## Your goal:
Every line of the material is to be repeated exactly as it stands.

Figure data in JSON:
<<<<
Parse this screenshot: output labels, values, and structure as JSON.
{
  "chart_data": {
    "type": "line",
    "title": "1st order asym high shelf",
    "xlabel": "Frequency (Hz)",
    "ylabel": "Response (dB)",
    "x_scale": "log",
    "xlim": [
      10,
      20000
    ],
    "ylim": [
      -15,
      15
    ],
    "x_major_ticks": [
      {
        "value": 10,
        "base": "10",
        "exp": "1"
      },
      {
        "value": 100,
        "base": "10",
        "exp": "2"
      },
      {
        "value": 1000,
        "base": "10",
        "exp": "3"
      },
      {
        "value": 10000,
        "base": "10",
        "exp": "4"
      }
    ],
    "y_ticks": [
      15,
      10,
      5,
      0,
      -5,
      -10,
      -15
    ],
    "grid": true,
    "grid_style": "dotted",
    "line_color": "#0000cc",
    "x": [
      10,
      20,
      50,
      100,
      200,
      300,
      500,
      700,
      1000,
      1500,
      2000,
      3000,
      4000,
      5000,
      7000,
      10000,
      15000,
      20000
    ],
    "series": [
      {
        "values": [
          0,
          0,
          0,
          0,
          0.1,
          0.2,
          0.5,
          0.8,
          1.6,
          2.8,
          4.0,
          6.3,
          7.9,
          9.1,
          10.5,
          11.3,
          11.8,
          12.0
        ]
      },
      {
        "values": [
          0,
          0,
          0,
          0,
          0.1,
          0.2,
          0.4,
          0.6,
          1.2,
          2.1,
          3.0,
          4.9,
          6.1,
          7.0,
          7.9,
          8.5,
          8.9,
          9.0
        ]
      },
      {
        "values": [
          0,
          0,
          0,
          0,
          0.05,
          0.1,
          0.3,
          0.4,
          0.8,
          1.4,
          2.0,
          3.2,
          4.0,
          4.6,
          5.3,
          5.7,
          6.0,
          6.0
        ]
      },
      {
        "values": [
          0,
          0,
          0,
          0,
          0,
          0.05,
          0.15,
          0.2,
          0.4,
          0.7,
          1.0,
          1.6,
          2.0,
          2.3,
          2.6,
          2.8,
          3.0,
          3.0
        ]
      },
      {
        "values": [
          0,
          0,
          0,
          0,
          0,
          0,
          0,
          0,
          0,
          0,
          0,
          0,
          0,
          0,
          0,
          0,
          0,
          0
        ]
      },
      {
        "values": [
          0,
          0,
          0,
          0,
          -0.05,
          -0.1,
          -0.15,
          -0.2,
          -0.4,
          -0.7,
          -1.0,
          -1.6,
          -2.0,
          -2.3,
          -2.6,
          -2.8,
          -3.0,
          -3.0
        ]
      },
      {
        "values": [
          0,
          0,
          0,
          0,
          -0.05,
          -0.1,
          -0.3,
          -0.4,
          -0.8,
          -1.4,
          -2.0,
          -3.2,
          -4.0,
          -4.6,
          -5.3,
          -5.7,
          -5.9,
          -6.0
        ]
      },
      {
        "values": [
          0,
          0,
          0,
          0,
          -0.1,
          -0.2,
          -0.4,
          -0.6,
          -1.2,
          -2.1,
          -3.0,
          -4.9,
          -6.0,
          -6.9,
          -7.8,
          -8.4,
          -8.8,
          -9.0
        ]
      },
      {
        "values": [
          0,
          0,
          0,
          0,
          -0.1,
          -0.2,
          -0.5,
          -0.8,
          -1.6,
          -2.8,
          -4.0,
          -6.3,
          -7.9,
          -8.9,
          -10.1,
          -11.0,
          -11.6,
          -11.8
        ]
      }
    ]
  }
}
>>>>
## Exercise response:
Parse this screenshot: output labels, values, and structure as JSON.
{
  "chart_data": {
    "type": "line",
    "title": "1st order asym high shelf",
    "xlabel": "Frequency (Hz)",
    "ylabel": "Response (dB)",
    "x_scale": "log",
    "xlim": [
      10,
      20000
    ],
    "ylim": [
      -15,
      15
    ],
    "x_major_ticks": [
      {
        "value": 10,
        "base": "10",
        "exp": "1"
      },
      {
        "value": 100,
        "base": "10",
        "exp": "2"
      },
      {
        "value": 1000,
        "base": "10",
        "exp": "3"
      },
      {
        "value": 10000,
        "base": "10",
        "exp": "4"
      }
    ],
    "y_ticks": [
      15,
      10,
      5,
      0,
      -5,
      -10,
      -15
    ],
    "grid": true,
    "grid_style": "dotted",
    "line_color": "#0000cc",
    "x": [
      10,
      20,
      50,
      100,
      200,
      300,
      500,
      700,
      1000,
      1500,
      2000,
      3000,
      4000,
      5000,
      7000,
      10000,
      15000,
      20000
    ],
    "series": [
      {
        "values": [
          0,
          0,
          0,
          0,
          0.1,
          0.2,
          0.5,
          0.8,
          1.6,
          2.8,
          4.0,
          6.3,
          7.9,
          9.1,
          10.5,
          11.3,
          11.8,
          12.0
        ]
      },
      {
        "values": [
          0,
          0,
          0,
          0,
          0.1,
          0.2,
          0.4,
          0.6,
          1.2,
          2.1,
          3.0,
          4.9,
          6.1,
          7.0,
          7.9,
          8.5,
          8.9,
          9.0
        ]
      },
      {
        "values": [
          0,
          0,
          0,
          0,
          0.05,
          0.1,
          0.3,
          0.4,
          0.8,
          1.4,
          2.0,
          3.2,
          4.0,
          4.6,
          5.3,
          5.7,
          6.0,
          6.0
        ]
      },
      {
        "values": [
          0,
          0,
          0,
          0,
          0,
          0.05,
          0.15,
          0.2,
          0.4,
          0.7,
          1.0,
          1.6,
          2.0,
          2.3,
          2.6,
          2.8,
          3.0,
          3.0
        ]
      },
      {
        "values": [
          0,
          0,
          0,
          0,
          0,
          0,
          0,
          0,
          0,
          0,
          0,
          0,
          0,
          0,
          0,
          0,
          0,
          0
        ]
      },
      {
        "values": [
          0,
          0,
          0,
          0,
          -0.05,
          -0.1,
          -0.15,
          -0.2,
          -0.4,
          -0.7,
          -1.0,
          -1.6,
          -2.0,
          -2.3,
          -2.6,
          -2.8,
          -3.0,
          -3.0
        ]
      },
      {
        "values": [
          0,
          0,
          0,
          0,
          -0.05,
          -0.1,
          -0.3,
          -0.4,
          -0.8,
          -1.4,
          -2.0,
          -3.2,
          -4.0,
          -4.6,
          -5.3,
          -5.7,
          -5.9,
          -6.0
        ]
      },
      {
        "values": [
          0,
          0,
          0,
          0,
          -0.1,
          -0.2,
          -0.4,
          -0.6,
          -1.2,
          -2.1,
          -3.0,
          -4.9,
          -6.0,
          -6.9,
          -7.8,
          -8.4,
          -8.8,
          -9.0
        ]
      },
      {
        "values": [
          0,
          0,
          0,
          0,
          -0.1,
          -0.2,
          -0.5,
          -0.8,
          -1.6,
          -2.8,
          -4.0,
          -6.3,
          -7.9,
          -8.9,
          -10.1,
          -11.0,
          -11.6,
          -11.8
        ]
      }
    ]
  }
}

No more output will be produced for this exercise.